* Written problem
Identify the lines that contain the word "like", then copy them.
---- Task data
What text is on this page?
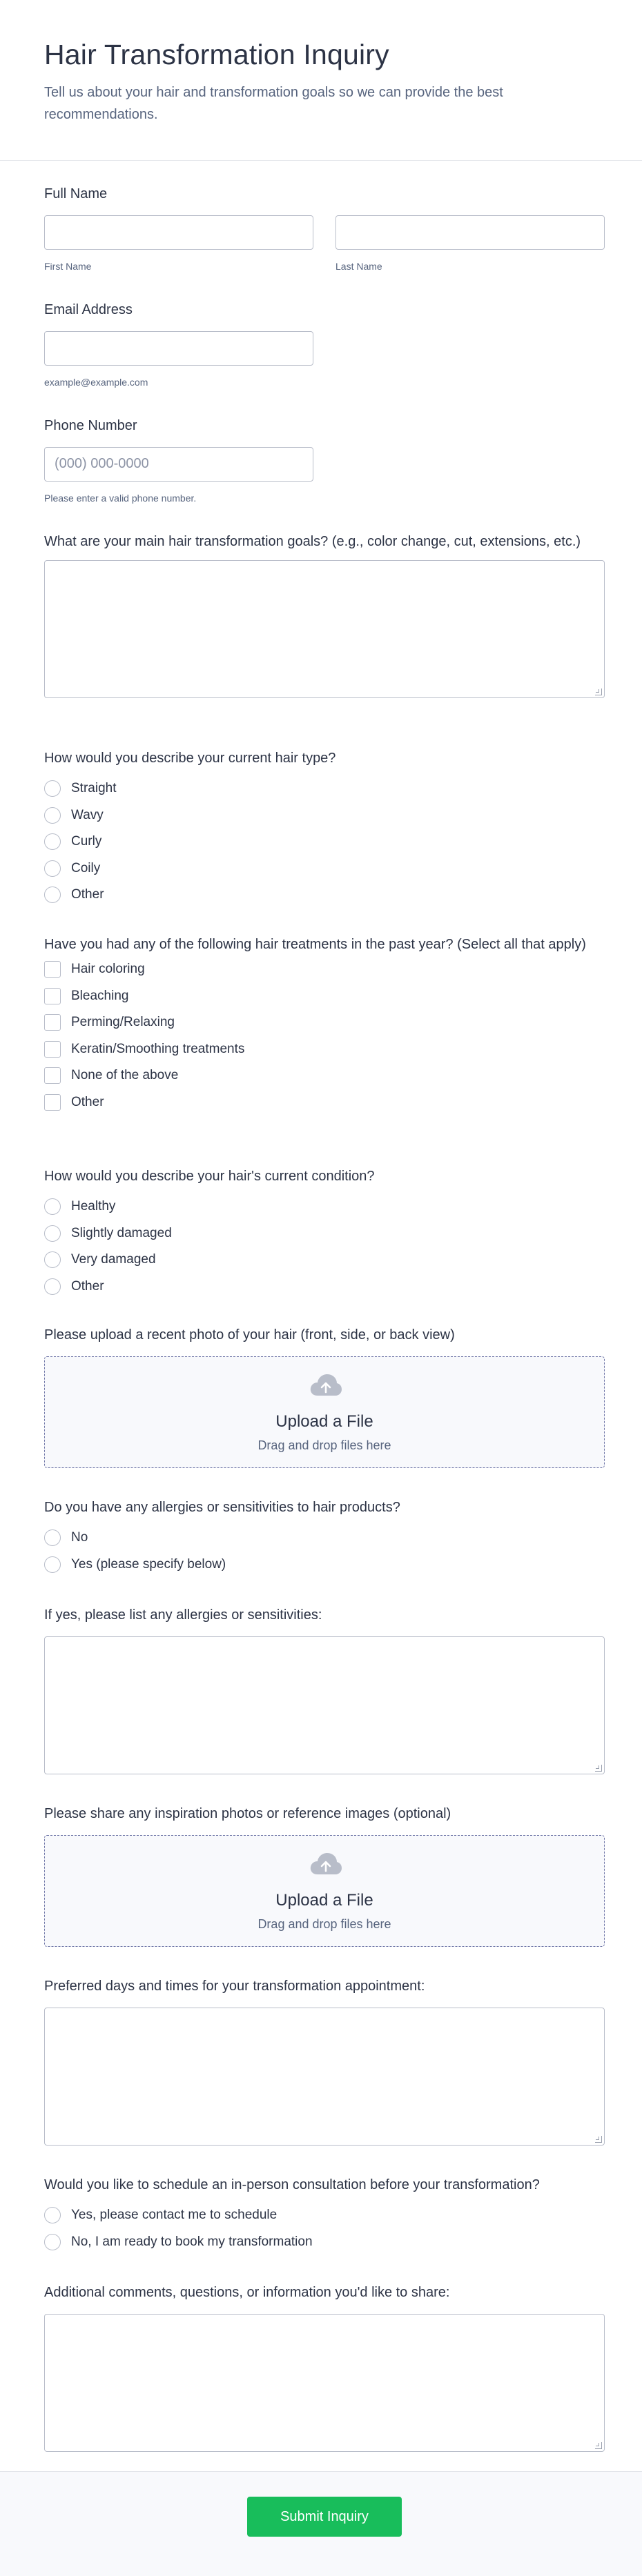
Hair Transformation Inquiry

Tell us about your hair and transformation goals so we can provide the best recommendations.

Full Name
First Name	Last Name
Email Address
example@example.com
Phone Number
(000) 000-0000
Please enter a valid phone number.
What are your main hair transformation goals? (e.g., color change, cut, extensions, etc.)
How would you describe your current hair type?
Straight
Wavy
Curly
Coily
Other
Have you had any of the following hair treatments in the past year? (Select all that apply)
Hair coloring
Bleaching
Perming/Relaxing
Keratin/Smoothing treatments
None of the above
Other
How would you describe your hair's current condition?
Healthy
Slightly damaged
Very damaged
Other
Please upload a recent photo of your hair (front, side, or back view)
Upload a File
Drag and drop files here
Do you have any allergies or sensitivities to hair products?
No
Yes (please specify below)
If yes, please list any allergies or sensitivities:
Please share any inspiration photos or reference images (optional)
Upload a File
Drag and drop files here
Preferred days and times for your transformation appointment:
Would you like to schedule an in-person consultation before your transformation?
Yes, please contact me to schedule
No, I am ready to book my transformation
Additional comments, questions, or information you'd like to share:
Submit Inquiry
--------
* Exercise response
Would you like to schedule an in-person consultation before your transformation?
Additional comments, questions, or information you'd like to share:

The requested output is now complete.